Locate the string "photo" throughout the material and copy every line in which it occurs.

(Collected data entries)
▬▬▬▬▬▬

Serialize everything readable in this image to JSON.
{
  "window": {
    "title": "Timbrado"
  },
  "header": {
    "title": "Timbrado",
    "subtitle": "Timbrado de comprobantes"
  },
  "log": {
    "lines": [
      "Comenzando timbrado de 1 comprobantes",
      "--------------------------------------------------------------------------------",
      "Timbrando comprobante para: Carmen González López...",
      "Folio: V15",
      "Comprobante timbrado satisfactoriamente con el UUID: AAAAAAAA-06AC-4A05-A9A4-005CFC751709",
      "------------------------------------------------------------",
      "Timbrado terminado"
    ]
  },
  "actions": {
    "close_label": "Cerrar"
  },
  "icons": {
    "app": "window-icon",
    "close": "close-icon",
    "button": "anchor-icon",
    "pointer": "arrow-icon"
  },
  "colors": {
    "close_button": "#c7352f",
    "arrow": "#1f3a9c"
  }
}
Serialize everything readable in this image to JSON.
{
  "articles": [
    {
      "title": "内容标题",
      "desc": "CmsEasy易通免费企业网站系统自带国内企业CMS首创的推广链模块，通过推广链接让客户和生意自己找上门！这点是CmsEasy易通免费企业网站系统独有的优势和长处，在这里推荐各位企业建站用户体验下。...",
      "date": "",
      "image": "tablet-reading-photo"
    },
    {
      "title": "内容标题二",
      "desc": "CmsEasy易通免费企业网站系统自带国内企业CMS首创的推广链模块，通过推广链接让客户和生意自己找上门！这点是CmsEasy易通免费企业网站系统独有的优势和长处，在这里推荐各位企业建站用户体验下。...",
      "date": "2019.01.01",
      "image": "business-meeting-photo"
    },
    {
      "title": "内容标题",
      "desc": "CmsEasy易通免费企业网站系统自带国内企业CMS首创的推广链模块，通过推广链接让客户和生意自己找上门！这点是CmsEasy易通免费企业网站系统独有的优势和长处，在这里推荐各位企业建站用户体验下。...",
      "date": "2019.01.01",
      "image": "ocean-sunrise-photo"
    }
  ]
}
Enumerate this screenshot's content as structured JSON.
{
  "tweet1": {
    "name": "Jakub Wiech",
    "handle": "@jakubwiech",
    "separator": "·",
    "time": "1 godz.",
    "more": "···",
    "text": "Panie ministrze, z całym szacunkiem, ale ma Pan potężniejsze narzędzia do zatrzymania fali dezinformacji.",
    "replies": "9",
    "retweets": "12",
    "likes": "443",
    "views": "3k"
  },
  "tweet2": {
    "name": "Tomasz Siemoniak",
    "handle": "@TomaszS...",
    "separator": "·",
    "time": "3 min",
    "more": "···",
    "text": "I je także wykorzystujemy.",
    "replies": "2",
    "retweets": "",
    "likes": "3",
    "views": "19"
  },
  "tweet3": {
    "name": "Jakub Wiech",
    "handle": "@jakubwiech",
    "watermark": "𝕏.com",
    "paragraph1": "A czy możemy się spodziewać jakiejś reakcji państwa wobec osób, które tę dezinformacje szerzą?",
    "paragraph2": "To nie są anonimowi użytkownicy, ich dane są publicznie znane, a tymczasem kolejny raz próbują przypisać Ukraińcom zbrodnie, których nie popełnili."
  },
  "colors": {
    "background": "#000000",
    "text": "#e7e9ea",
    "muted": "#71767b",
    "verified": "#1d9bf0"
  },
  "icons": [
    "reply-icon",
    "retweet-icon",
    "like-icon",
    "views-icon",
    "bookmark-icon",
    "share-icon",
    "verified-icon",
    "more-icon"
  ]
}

▬▬▬▬▬▬

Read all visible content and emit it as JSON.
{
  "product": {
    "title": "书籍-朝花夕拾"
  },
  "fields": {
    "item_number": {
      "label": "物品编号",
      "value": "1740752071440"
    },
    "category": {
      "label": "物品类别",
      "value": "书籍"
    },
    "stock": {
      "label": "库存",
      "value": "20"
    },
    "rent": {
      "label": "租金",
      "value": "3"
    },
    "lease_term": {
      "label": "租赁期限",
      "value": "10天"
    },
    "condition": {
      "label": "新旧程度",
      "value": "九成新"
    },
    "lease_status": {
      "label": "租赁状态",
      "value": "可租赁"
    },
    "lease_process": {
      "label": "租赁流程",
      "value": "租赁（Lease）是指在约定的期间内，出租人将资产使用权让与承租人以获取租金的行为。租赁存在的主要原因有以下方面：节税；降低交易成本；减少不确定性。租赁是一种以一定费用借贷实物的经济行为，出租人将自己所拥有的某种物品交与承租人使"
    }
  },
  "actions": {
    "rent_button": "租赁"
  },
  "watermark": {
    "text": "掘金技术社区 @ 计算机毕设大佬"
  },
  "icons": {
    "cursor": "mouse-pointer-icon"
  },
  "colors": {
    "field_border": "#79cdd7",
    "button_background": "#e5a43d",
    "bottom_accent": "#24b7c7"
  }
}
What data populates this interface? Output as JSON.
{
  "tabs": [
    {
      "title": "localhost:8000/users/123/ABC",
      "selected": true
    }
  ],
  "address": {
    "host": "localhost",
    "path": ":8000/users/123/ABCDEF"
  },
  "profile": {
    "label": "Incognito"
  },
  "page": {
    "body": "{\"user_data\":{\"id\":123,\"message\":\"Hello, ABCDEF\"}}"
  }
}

▬▬▬▬▬▬

Answer to the task:
      "image": "tablet-reading-photo"
      "image": "business-meeting-photo"
      "image": "ocean-sunrise-photo"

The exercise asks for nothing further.